++++ Records to process
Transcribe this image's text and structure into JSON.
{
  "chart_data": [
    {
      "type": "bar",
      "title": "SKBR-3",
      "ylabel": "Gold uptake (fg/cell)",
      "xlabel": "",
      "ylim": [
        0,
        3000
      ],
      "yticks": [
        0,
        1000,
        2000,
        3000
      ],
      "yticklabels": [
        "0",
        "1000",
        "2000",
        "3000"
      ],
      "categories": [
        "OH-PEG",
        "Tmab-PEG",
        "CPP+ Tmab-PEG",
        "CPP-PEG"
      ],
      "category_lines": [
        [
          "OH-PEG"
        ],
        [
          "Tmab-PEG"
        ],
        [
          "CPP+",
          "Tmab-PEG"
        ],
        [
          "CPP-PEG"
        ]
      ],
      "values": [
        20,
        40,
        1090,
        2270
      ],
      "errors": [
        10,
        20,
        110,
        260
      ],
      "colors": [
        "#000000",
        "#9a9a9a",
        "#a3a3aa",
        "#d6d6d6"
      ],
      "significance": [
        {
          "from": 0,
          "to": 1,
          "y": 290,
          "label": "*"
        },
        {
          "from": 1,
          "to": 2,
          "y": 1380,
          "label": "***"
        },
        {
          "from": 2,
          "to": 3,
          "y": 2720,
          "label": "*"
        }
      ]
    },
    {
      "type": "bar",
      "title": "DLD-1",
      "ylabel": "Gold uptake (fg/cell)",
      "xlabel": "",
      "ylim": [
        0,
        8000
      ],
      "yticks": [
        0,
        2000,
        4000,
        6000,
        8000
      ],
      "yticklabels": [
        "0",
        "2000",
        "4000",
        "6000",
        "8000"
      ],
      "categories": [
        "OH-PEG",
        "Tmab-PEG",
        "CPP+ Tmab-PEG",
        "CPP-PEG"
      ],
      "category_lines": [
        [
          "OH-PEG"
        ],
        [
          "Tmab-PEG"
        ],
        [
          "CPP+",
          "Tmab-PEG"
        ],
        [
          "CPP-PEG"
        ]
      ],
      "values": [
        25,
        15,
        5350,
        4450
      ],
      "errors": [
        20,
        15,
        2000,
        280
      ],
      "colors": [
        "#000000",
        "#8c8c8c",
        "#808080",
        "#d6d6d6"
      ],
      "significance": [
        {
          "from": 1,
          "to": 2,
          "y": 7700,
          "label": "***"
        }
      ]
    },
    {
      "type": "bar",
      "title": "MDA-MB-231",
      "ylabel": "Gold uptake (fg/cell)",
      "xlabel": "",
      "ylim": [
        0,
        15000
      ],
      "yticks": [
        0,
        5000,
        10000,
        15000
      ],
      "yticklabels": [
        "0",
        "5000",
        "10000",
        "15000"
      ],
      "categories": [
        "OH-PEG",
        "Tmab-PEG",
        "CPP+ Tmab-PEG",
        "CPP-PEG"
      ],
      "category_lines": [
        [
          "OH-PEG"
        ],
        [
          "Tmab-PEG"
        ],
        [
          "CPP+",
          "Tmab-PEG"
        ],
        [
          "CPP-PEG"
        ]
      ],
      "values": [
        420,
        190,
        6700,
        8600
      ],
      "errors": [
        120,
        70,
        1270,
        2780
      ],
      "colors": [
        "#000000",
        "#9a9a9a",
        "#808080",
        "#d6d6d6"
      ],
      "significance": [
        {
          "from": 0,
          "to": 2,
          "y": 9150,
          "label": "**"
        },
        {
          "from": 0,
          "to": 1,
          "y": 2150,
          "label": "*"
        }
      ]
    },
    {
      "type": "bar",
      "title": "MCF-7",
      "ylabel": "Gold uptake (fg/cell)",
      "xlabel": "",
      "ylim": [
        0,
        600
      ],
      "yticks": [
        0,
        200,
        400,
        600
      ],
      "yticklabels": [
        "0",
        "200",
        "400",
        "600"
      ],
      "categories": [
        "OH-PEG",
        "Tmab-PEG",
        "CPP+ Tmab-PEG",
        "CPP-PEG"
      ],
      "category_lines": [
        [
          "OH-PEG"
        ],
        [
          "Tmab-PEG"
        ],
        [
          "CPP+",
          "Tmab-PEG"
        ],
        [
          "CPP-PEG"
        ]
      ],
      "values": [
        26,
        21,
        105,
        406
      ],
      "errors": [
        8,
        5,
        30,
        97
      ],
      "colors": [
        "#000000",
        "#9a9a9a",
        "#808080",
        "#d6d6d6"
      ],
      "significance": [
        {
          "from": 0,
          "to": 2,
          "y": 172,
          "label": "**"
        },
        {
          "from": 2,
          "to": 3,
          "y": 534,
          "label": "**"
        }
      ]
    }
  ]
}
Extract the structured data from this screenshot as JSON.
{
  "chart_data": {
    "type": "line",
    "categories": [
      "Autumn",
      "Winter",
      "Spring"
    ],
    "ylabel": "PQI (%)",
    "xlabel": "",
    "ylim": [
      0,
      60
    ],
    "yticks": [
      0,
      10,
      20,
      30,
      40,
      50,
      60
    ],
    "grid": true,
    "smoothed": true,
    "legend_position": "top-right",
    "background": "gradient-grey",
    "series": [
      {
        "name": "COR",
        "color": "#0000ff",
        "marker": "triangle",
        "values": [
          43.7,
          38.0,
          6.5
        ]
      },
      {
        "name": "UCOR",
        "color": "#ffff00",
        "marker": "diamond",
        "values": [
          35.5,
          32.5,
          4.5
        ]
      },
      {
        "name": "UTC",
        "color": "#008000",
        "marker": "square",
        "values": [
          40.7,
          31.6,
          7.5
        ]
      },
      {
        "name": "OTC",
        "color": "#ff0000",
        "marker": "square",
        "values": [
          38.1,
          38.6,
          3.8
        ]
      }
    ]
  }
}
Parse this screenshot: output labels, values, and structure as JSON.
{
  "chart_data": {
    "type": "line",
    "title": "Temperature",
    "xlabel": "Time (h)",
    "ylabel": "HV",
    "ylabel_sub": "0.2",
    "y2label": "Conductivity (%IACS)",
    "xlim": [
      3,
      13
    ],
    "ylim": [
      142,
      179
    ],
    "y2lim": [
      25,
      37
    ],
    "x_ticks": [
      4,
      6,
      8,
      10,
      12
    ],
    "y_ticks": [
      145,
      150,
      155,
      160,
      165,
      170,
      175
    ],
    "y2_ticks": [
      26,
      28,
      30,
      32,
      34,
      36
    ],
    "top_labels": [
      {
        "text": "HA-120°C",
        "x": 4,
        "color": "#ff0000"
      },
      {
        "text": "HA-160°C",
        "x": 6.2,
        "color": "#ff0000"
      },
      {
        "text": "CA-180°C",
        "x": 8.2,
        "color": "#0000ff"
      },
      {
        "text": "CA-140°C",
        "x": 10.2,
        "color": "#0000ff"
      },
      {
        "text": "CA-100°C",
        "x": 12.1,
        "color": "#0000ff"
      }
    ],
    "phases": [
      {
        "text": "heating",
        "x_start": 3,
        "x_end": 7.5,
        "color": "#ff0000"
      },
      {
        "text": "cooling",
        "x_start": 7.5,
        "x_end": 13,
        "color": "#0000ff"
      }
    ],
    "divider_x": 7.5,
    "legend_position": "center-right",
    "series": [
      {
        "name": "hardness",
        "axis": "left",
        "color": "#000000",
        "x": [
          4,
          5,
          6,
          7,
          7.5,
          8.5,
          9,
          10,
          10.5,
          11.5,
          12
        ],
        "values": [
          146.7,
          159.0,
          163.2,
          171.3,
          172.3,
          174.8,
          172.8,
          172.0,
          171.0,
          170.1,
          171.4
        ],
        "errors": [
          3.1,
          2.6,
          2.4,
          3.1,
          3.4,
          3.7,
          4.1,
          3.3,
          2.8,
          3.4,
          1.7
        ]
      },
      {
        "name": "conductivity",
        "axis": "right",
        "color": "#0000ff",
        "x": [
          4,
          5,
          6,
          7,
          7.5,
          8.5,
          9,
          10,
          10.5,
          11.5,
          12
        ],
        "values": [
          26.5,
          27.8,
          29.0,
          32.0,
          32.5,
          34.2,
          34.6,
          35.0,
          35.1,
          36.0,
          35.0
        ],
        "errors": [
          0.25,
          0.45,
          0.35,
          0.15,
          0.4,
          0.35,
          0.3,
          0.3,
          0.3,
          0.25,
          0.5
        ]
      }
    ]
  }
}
++++++++
Give the number of lines in the records above that contain the word "screenshot". Reply with that number alone.

2